-- Start Task material --

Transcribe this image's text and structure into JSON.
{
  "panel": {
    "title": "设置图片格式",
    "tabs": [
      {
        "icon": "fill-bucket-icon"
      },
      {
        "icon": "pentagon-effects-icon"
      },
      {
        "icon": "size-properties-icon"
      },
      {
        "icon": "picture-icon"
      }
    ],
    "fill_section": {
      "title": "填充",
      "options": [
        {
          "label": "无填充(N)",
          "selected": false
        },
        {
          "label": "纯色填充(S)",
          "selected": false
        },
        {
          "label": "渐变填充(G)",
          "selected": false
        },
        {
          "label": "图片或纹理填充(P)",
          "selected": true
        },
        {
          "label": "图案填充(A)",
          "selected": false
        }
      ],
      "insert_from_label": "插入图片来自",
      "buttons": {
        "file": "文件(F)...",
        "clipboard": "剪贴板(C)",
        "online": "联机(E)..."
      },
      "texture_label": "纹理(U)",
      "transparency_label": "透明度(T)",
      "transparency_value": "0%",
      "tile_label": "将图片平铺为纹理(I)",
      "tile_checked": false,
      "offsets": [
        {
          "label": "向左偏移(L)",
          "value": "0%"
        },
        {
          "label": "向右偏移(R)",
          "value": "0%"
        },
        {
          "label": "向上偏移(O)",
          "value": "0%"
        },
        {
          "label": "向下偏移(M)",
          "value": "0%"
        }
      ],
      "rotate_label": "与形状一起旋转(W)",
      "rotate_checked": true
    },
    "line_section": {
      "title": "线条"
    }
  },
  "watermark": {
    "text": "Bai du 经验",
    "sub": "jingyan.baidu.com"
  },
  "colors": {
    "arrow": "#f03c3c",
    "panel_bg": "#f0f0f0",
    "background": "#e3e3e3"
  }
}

-- End Task material --

Short exercise:
Retype all of the entries precisely as they are.

Solution to this task:
Transcribe this image's text and structure into JSON.
{
  "panel": {
    "title": "设置图片格式",
    "tabs": [
      {
        "icon": "fill-bucket-icon"
      },
      {
        "icon": "pentagon-effects-icon"
      },
      {
        "icon": "size-properties-icon"
      },
      {
        "icon": "picture-icon"
      }
    ],
    "fill_section": {
      "title": "填充",
      "options": [
        {
          "label": "无填充(N)",
          "selected": false
        },
        {
          "label": "纯色填充(S)",
          "selected": false
        },
        {
          "label": "渐变填充(G)",
          "selected": false
        },
        {
          "label": "图片或纹理填充(P)",
          "selected": true
        },
        {
          "label": "图案填充(A)",
          "selected": false
        }
      ],
      "insert_from_label": "插入图片来自",
      "buttons": {
        "file": "文件(F)...",
        "clipboard": "剪贴板(C)",
        "online": "联机(E)..."
      },
      "texture_label": "纹理(U)",
      "transparency_label": "透明度(T)",
      "transparency_value": "0%",
      "tile_label": "将图片平铺为纹理(I)",
      "tile_checked": false,
      "offsets": [
        {
          "label": "向左偏移(L)",
          "value": "0%"
        },
        {
          "label": "向右偏移(R)",
          "value": "0%"
        },
        {
          "label": "向上偏移(O)",
          "value": "0%"
        },
        {
          "label": "向下偏移(M)",
          "value": "0%"
        }
      ],
      "rotate_label": "与形状一起旋转(W)",
      "rotate_checked": true
    },
    "line_section": {
      "title": "线条"
    }
  },
  "watermark": {
    "text": "Bai du 经验",
    "sub": "jingyan.baidu.com"
  },
  "colors": {
    "arrow": "#f03c3c",
    "panel_bg": "#f0f0f0",
    "background": "#e3e3e3"
  }
}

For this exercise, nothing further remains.